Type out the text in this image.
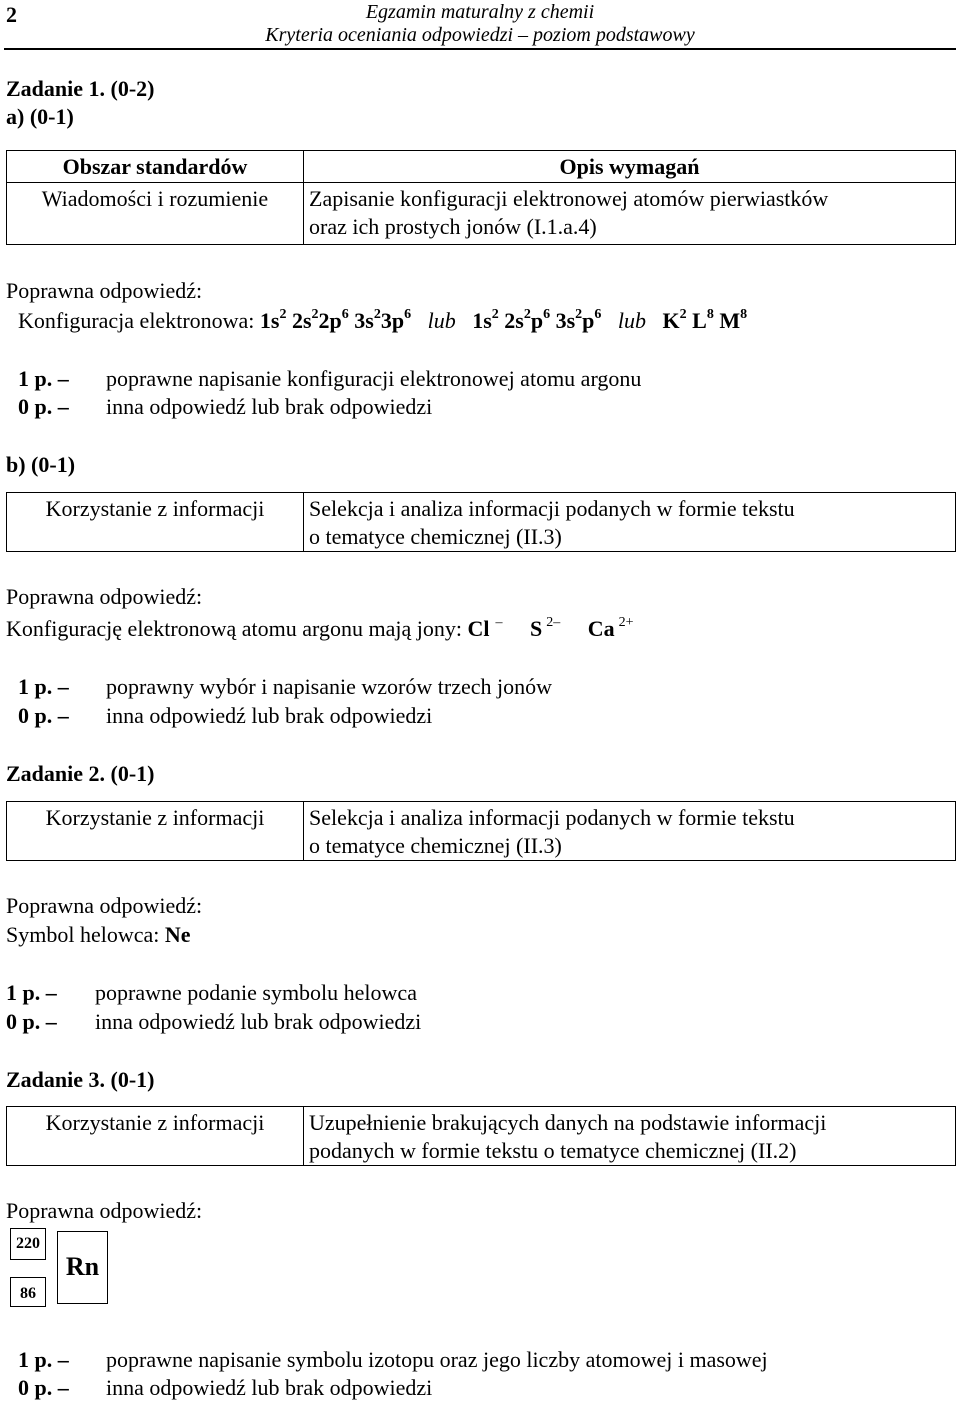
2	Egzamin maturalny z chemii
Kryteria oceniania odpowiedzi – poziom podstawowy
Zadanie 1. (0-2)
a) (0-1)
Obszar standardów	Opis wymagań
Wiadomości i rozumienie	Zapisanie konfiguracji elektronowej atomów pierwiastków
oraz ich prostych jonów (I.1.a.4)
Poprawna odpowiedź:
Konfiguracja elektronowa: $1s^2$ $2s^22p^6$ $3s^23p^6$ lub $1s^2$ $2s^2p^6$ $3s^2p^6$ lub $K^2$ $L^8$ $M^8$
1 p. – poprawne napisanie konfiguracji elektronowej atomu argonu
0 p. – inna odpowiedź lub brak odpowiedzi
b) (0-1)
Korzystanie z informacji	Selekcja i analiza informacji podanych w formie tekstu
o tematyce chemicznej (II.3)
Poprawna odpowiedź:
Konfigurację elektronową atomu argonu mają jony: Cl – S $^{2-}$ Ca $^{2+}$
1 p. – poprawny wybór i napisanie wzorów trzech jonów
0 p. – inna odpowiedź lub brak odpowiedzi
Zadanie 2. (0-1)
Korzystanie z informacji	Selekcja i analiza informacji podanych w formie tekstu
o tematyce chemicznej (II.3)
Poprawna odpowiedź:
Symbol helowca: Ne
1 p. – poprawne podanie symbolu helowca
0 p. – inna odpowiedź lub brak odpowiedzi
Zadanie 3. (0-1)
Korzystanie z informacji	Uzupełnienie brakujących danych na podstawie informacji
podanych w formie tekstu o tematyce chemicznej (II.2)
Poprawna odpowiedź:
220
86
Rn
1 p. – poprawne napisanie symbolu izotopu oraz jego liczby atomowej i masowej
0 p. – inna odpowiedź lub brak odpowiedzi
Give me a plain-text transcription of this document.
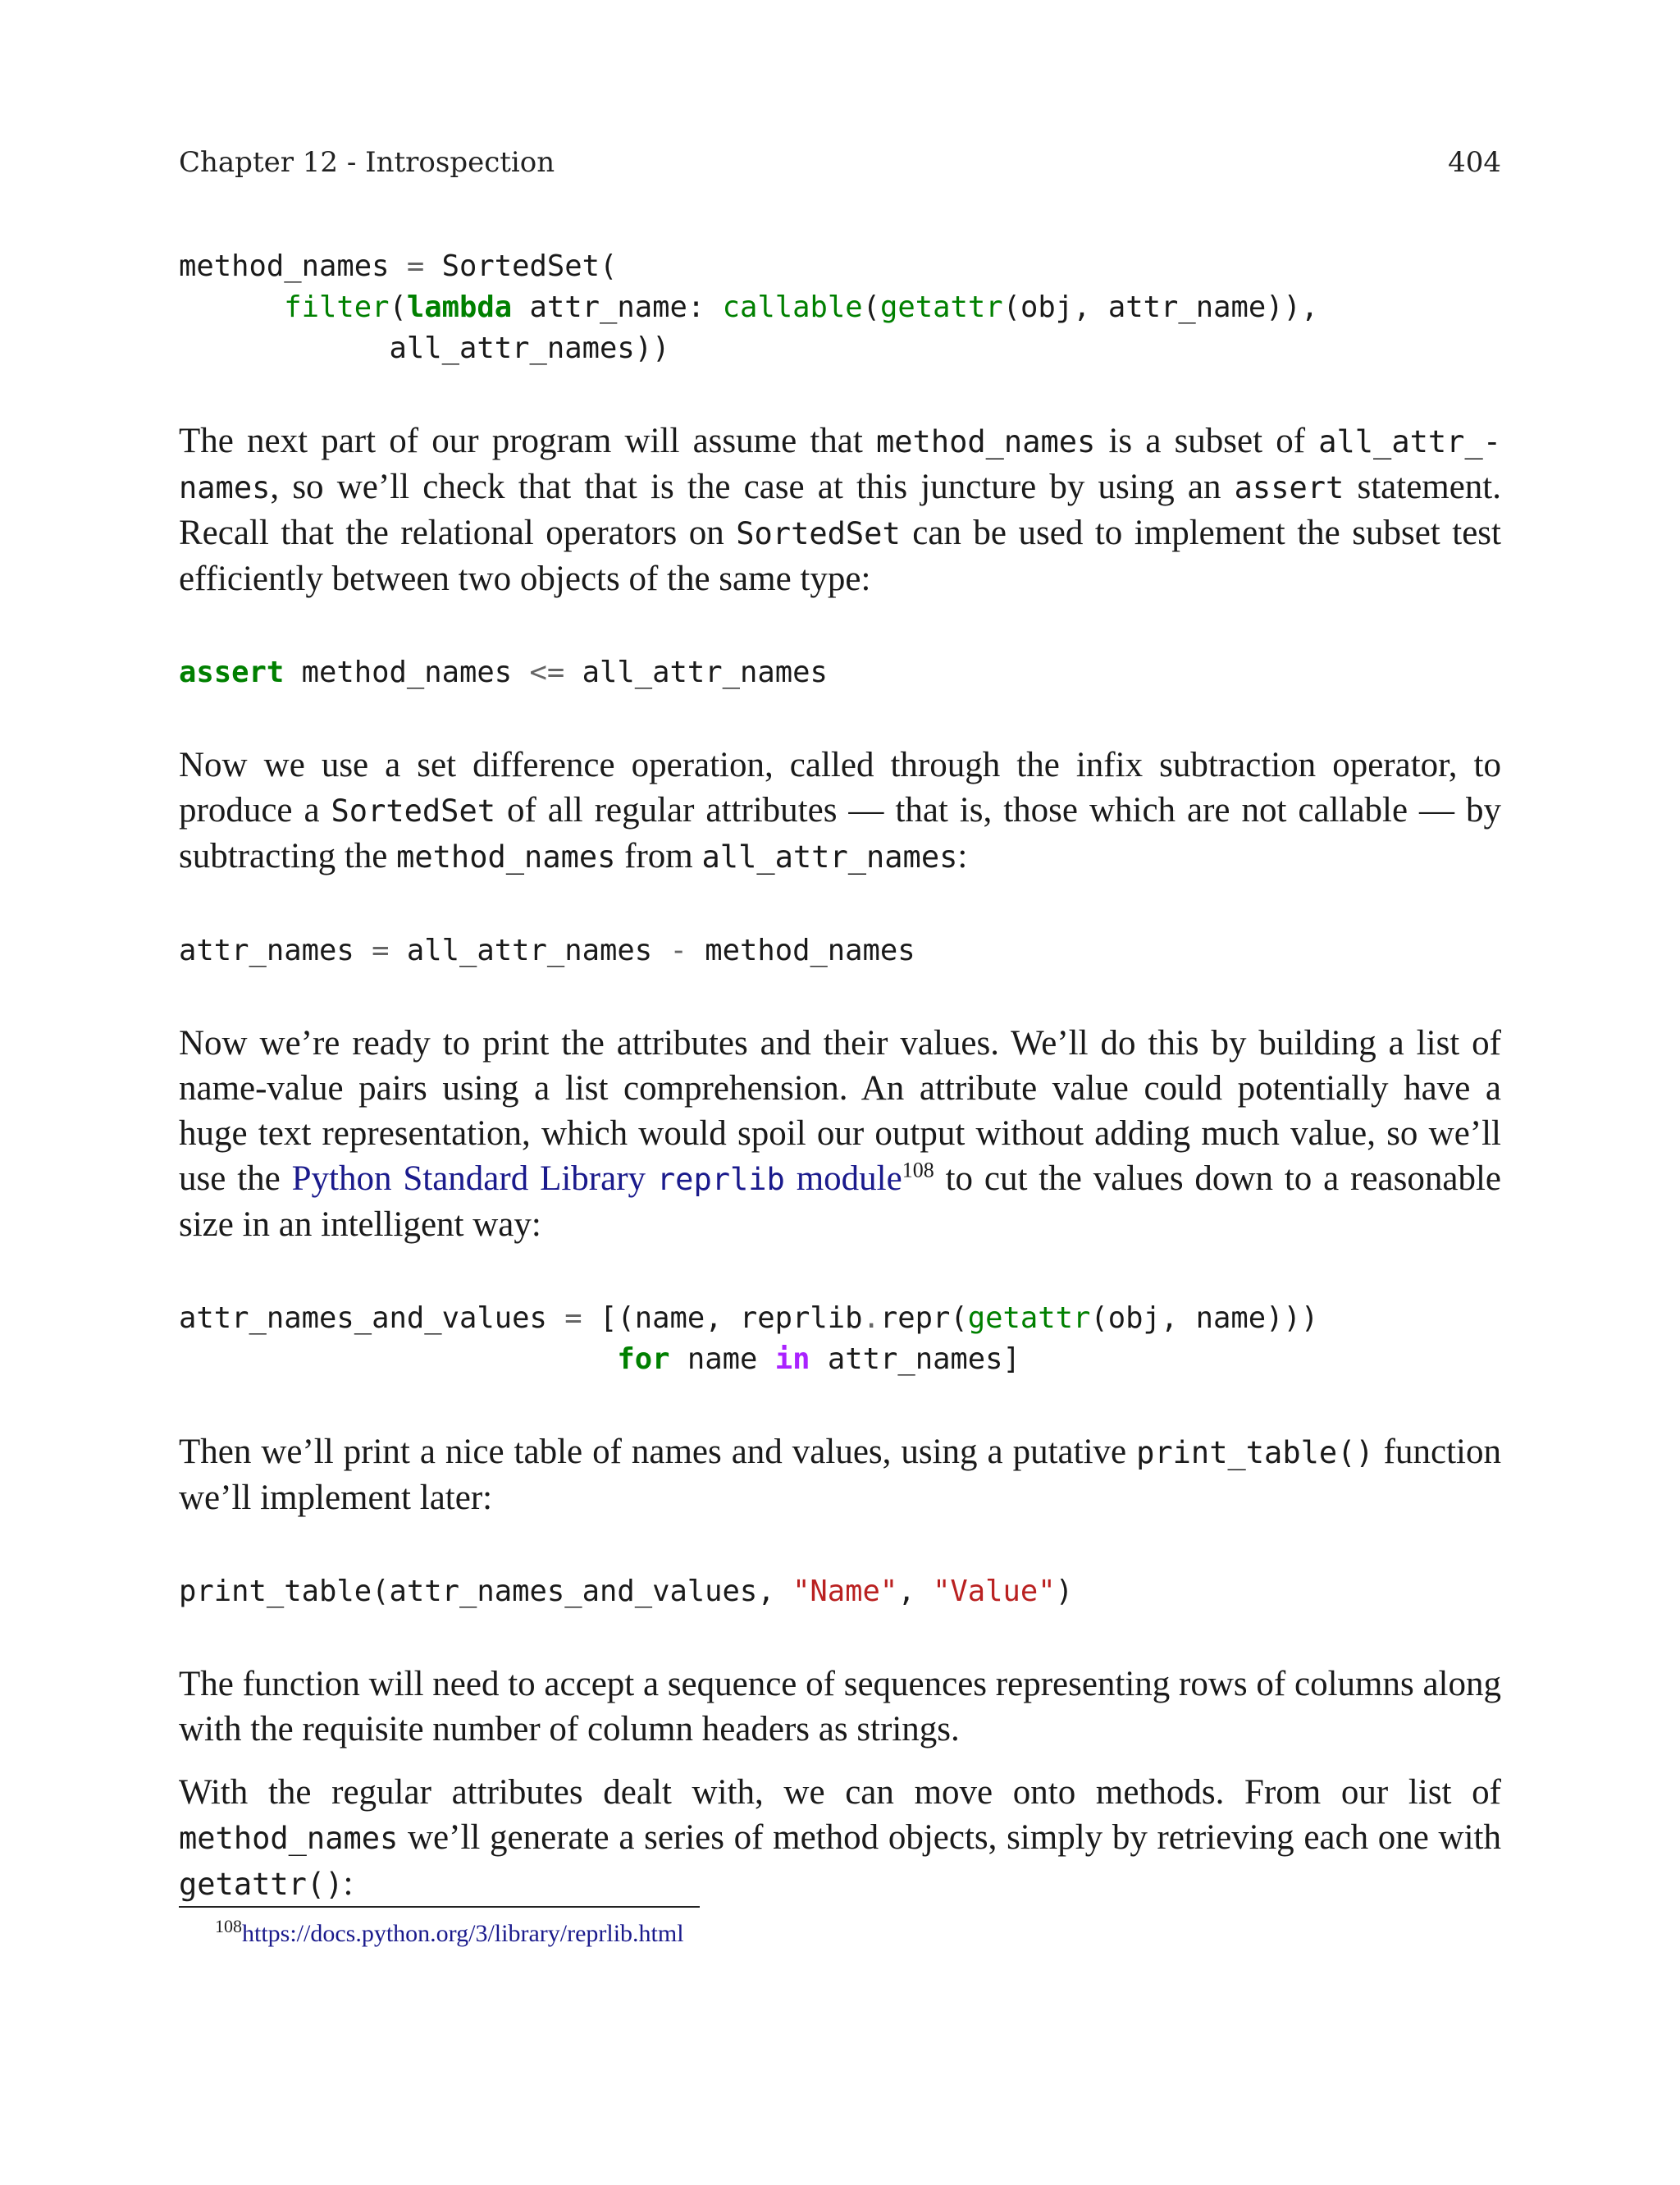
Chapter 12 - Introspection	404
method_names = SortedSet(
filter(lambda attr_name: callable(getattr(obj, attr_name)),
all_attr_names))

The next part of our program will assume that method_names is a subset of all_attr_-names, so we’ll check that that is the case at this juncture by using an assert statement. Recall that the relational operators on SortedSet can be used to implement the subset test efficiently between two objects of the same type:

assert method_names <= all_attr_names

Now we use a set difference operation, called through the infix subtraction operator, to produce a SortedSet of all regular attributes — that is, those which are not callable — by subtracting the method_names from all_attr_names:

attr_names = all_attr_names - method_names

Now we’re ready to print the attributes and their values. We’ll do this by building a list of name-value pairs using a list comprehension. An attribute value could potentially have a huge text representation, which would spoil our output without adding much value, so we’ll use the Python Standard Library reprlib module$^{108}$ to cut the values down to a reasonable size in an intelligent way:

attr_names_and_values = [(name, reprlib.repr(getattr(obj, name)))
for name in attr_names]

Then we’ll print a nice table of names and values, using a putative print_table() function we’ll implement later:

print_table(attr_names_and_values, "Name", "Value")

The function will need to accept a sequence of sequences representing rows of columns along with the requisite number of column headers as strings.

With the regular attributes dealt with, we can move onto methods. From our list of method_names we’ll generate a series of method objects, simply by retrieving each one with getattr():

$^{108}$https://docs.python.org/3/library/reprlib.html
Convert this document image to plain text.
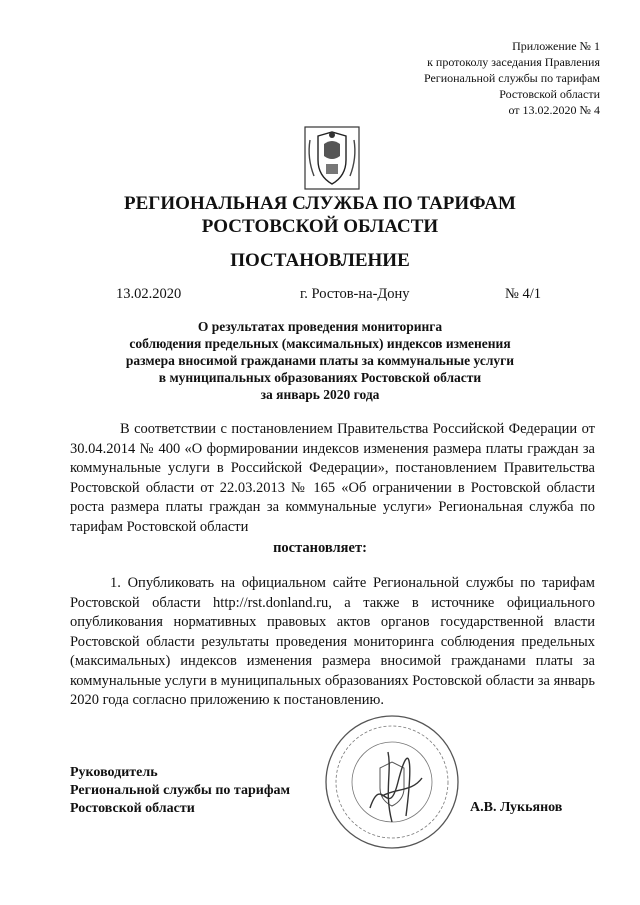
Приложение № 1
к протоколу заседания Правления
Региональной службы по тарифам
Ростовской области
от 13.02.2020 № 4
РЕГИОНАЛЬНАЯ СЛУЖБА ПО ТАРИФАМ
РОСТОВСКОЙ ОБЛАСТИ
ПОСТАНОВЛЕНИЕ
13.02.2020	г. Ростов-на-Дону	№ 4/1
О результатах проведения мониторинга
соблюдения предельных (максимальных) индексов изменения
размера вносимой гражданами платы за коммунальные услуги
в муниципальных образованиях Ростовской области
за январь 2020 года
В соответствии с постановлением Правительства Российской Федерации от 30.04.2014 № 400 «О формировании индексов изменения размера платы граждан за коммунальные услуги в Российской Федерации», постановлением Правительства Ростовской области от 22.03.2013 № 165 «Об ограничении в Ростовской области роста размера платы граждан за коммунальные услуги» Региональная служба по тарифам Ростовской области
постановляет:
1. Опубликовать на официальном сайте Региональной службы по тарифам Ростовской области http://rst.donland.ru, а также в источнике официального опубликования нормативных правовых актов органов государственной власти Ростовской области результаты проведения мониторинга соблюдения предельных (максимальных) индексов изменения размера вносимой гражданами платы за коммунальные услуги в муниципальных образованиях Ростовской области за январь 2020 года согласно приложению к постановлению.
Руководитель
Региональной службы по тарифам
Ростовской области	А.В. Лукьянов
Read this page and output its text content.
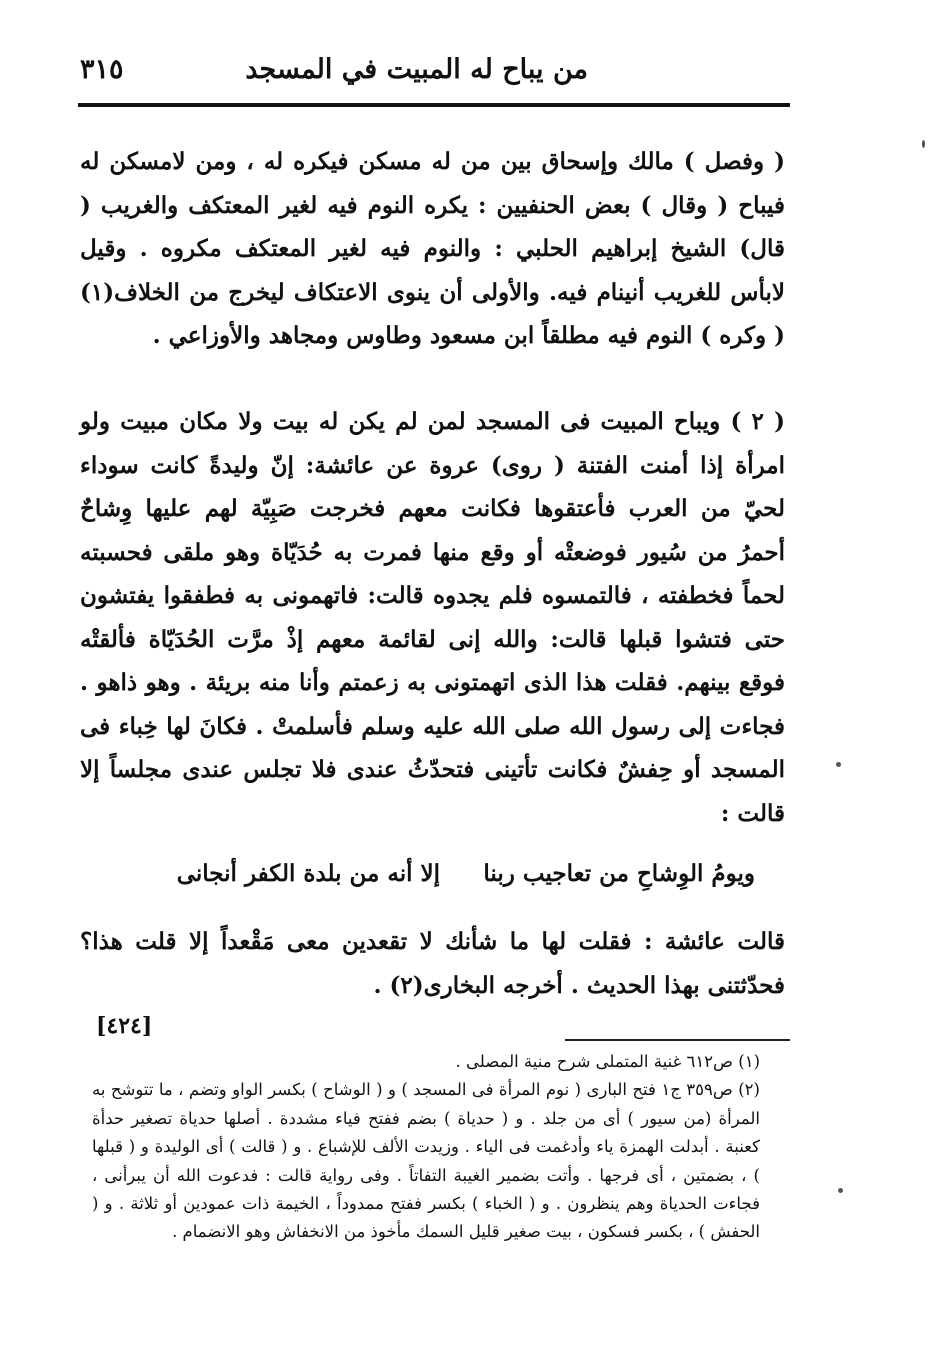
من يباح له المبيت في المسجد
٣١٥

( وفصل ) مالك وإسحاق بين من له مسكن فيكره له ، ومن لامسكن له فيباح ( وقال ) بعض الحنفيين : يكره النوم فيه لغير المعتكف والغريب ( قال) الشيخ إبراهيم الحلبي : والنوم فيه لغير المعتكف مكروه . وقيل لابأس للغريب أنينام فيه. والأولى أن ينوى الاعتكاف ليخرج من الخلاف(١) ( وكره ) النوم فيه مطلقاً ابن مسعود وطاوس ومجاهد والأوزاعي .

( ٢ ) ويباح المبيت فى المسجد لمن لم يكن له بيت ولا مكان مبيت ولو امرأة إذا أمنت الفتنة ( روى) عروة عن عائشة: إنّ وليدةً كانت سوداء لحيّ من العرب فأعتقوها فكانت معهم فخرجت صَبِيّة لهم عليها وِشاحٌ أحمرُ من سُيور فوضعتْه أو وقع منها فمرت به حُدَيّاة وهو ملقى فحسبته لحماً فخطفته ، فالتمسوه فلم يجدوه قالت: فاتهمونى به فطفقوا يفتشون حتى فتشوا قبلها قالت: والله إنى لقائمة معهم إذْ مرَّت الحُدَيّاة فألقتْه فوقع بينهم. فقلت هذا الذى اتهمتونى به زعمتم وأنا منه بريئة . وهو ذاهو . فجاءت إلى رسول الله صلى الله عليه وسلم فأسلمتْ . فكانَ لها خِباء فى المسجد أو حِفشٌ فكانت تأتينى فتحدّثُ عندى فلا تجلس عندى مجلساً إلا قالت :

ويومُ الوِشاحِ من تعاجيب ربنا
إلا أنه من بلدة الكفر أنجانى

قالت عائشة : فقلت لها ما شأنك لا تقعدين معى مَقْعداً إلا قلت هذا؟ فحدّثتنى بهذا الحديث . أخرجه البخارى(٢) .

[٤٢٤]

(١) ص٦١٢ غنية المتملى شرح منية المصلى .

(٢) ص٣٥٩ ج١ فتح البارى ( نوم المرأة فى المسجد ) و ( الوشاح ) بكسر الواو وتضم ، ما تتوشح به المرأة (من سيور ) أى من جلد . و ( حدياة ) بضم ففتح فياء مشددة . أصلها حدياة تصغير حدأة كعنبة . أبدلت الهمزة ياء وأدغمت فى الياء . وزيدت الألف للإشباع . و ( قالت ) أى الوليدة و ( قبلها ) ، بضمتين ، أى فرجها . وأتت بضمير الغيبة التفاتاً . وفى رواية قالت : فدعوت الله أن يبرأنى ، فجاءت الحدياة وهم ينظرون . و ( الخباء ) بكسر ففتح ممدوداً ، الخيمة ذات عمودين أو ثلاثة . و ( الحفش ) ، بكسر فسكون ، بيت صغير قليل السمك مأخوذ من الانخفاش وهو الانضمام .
• • • •
◆ **WHAT YOU HAVE TO DO**
Check each line above for the word "проведения", and copy the lines where it appears.

◆ **SOLUTION**
О результатах проведения мониторинга
1. Опубликовать на официальном сайте Региональной службы по тарифам Ростовской области http://rst.donland.ru, а также в источнике официального опубликования нормативных правовых актов органов государственной власти Ростовской области результаты проведения мониторинга соблюдения предельных (максимальных) индексов изменения размера вносимой гражданами платы за коммунальные услуги в муниципальных образованиях Ростовской области за январь 2020 года согласно приложению к постановлению.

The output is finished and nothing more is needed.